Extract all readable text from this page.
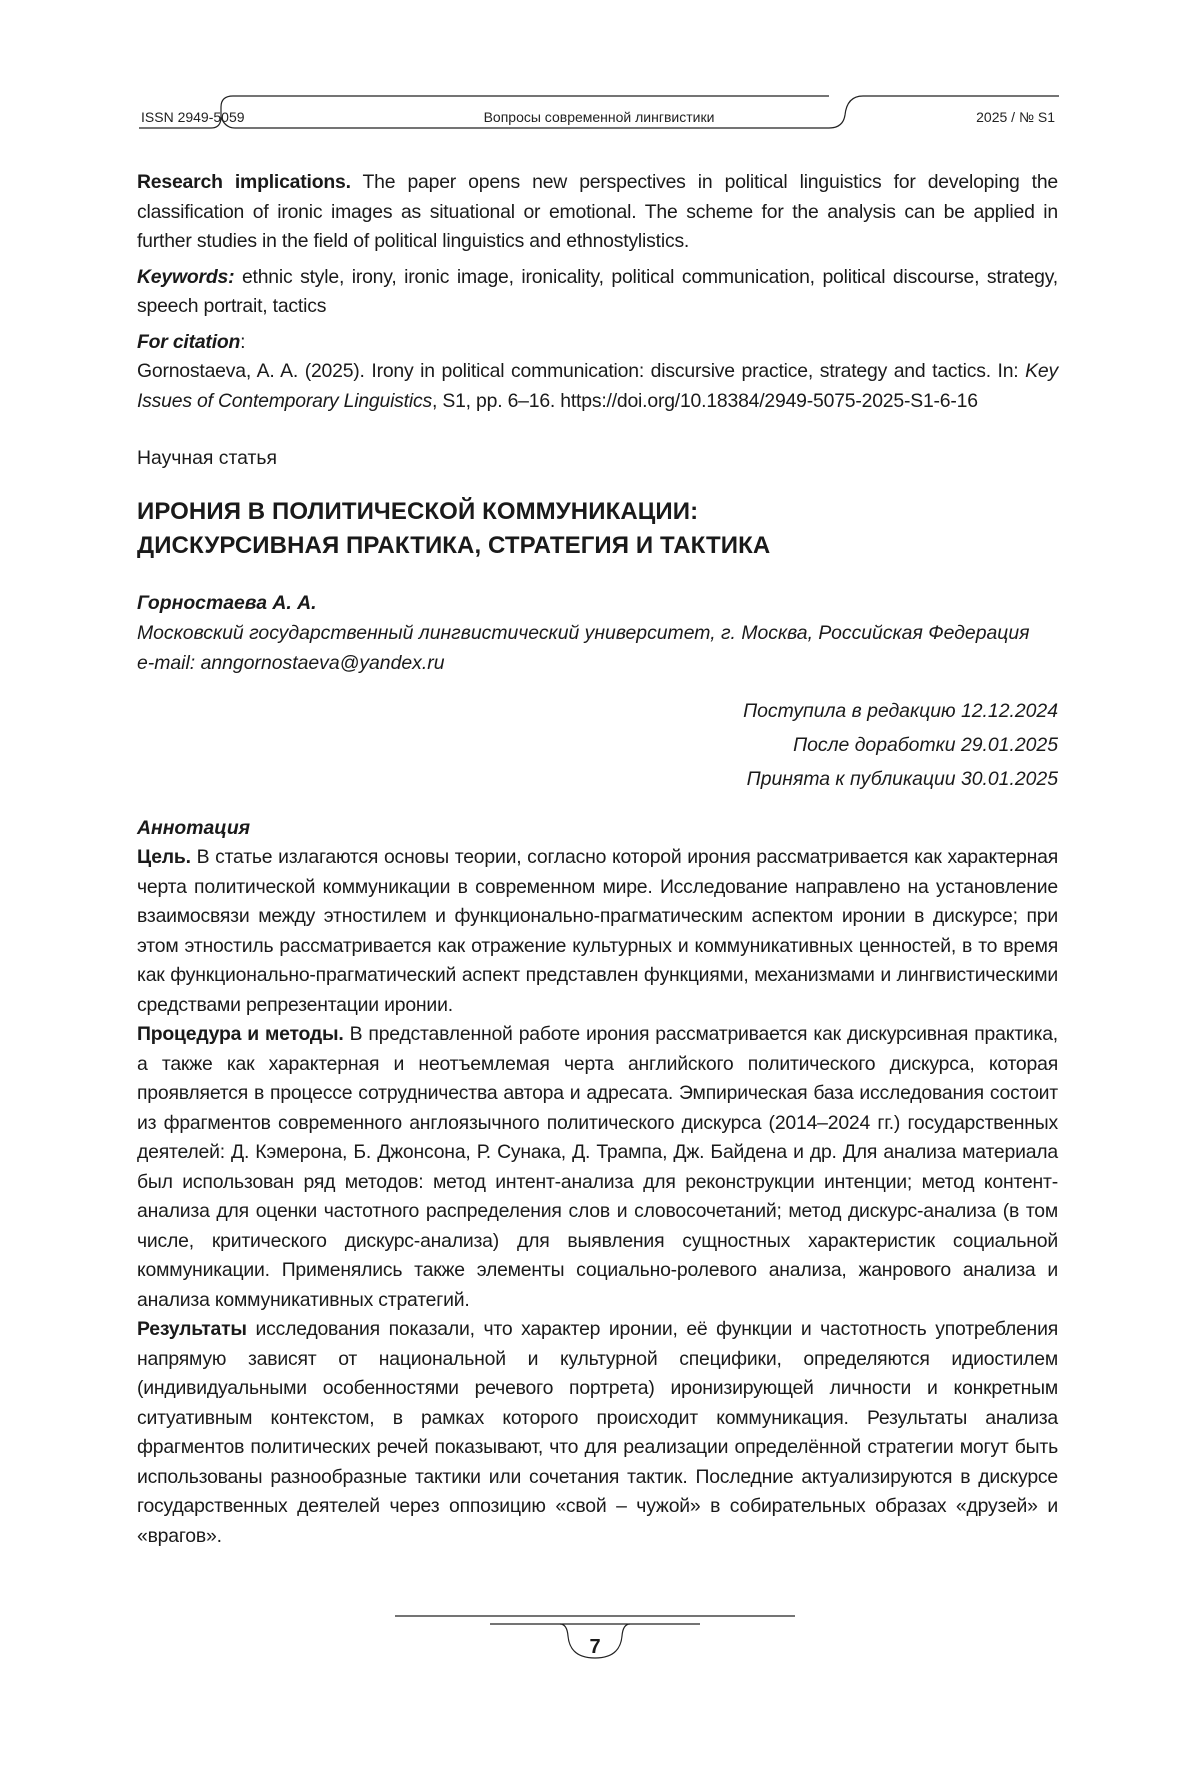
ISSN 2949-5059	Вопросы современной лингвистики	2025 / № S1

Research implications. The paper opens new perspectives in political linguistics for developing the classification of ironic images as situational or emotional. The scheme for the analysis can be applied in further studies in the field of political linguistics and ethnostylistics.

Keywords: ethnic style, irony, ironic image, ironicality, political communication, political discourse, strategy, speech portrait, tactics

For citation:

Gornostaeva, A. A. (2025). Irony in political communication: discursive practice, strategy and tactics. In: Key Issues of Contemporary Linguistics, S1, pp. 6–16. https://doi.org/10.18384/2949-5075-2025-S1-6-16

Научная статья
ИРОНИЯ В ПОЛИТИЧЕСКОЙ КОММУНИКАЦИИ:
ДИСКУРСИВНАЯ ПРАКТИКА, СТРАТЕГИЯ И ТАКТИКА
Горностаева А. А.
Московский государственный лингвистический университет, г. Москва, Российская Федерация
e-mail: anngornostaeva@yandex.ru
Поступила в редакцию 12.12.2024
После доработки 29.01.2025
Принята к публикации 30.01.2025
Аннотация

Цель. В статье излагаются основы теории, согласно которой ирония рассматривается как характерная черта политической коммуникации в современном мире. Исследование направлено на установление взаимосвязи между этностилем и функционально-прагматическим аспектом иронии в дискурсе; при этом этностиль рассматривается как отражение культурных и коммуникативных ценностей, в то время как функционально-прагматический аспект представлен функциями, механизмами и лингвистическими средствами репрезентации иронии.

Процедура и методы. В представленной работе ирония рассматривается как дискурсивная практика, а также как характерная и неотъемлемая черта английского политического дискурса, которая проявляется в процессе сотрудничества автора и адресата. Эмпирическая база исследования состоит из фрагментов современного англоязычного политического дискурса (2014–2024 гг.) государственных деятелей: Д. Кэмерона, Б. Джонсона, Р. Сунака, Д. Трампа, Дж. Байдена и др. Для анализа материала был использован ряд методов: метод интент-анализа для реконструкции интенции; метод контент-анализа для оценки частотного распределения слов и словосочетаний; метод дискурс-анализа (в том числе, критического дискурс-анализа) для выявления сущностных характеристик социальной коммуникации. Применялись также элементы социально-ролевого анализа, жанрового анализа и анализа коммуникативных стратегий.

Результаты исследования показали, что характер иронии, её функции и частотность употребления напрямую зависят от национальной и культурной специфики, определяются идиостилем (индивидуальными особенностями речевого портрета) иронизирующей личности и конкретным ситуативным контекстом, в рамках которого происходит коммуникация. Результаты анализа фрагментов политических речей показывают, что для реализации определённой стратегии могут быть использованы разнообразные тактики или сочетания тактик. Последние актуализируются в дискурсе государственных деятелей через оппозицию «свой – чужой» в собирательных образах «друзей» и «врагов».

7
--
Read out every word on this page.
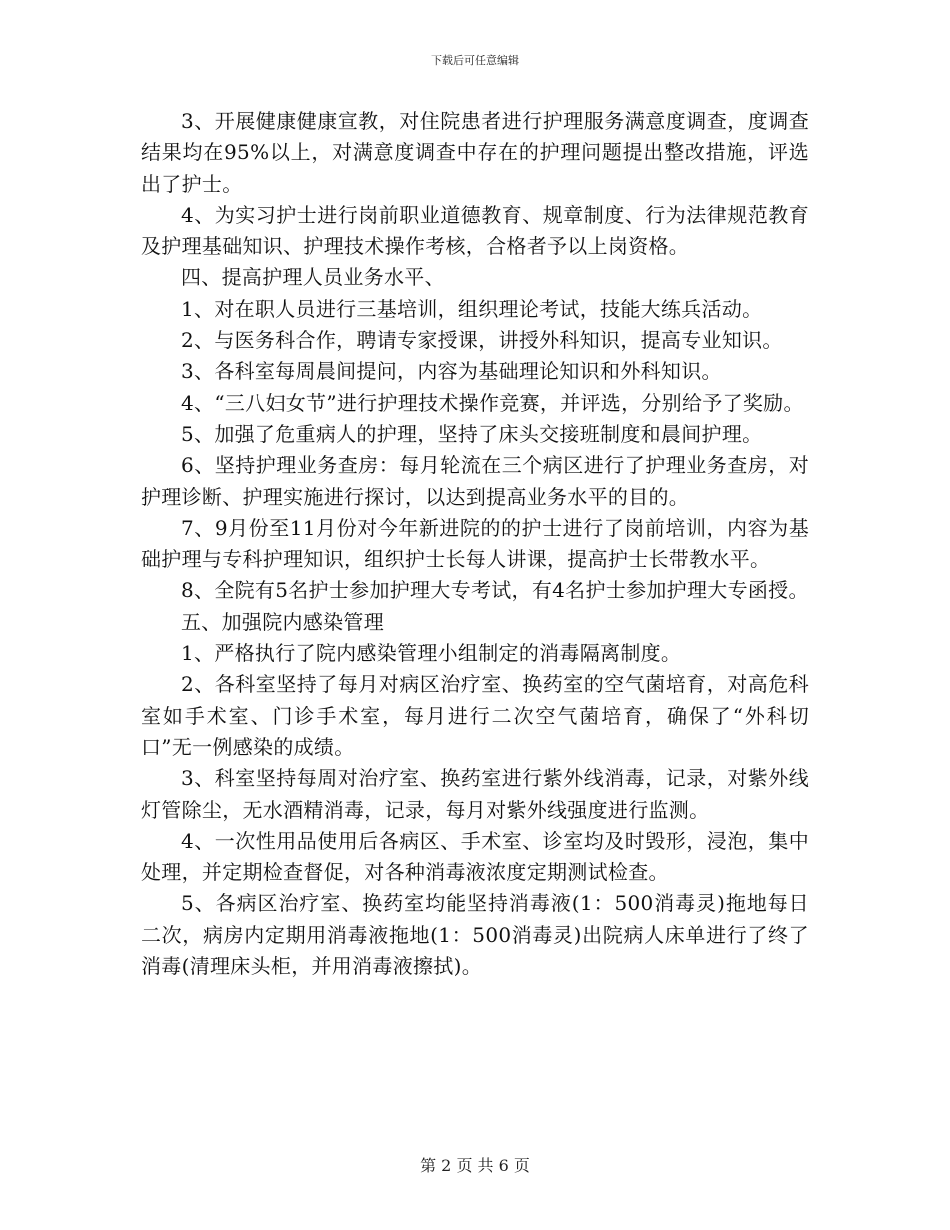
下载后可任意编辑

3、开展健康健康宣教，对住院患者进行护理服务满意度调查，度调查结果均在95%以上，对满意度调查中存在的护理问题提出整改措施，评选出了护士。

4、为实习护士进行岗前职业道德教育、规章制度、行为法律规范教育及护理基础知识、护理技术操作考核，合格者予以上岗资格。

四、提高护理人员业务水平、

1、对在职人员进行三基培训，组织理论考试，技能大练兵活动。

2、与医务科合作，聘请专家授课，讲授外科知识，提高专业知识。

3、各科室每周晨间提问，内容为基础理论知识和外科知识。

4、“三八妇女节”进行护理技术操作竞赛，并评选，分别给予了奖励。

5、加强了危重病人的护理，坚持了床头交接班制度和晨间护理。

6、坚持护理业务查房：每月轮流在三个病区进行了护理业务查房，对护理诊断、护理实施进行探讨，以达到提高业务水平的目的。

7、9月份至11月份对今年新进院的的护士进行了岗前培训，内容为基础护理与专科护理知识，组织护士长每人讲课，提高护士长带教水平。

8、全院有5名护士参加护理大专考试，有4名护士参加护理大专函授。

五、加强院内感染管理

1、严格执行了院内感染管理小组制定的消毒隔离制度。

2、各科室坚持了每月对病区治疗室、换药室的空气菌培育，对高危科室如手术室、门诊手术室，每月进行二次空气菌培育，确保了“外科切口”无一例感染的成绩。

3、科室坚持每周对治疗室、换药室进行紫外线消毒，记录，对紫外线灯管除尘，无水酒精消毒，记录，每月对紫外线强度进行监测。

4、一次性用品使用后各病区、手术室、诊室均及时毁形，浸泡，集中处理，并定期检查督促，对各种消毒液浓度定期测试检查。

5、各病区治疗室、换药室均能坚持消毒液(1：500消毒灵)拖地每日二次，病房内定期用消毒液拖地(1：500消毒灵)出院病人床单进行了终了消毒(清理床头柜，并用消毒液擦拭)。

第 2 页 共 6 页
...
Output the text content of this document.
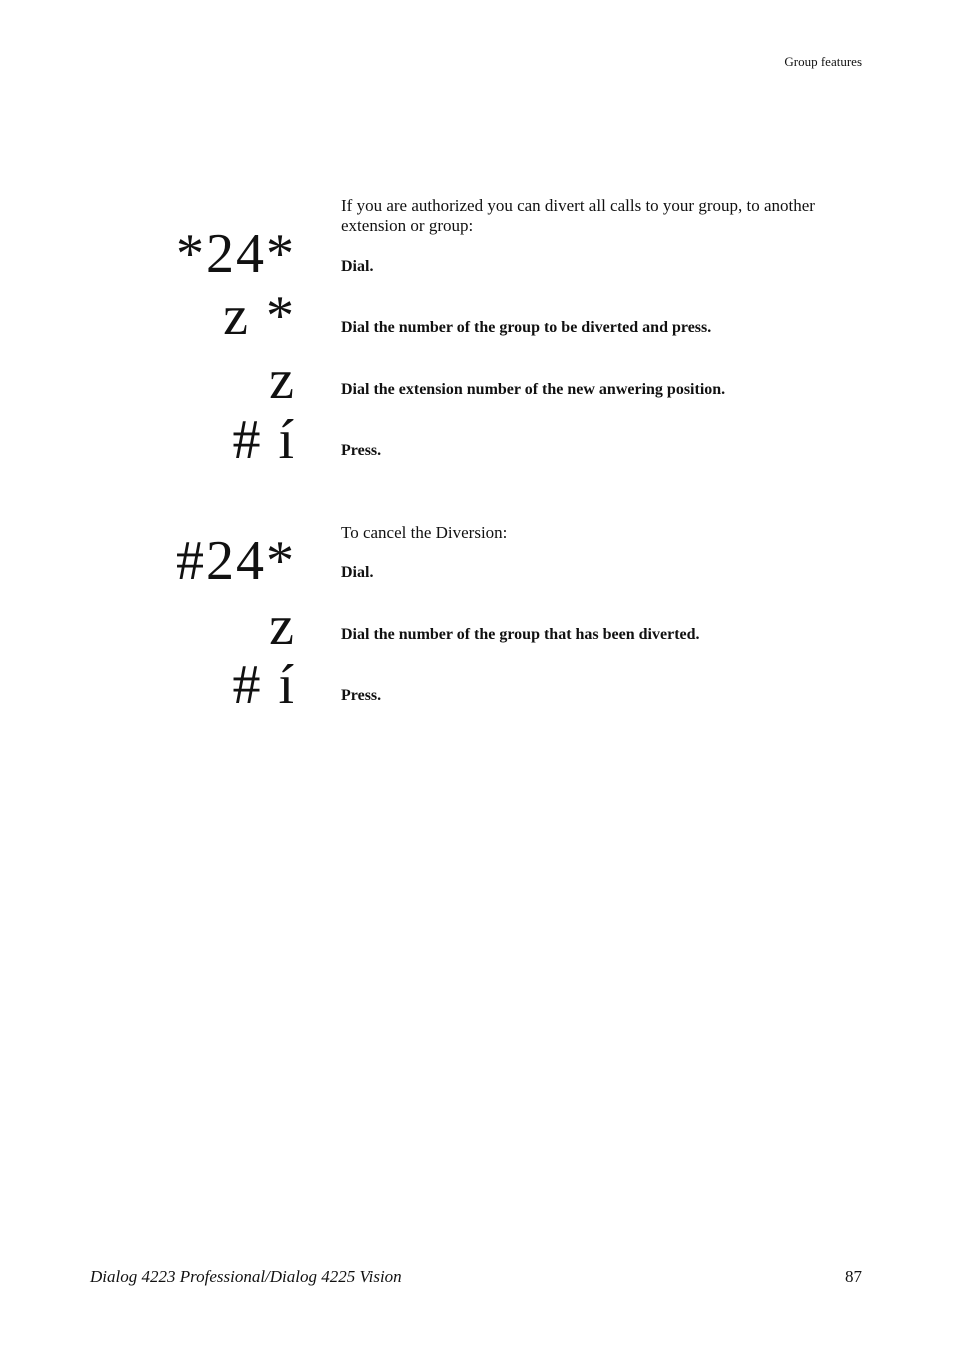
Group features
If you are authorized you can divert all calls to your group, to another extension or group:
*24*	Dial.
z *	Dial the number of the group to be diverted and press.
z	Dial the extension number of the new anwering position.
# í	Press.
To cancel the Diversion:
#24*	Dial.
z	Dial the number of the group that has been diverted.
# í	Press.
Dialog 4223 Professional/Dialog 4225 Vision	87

• [Stated exercise]: Pull out all lines containing the word "page" from the entries above.

• [Result]:
Extract all readable text from this page.
Read out every word on this page.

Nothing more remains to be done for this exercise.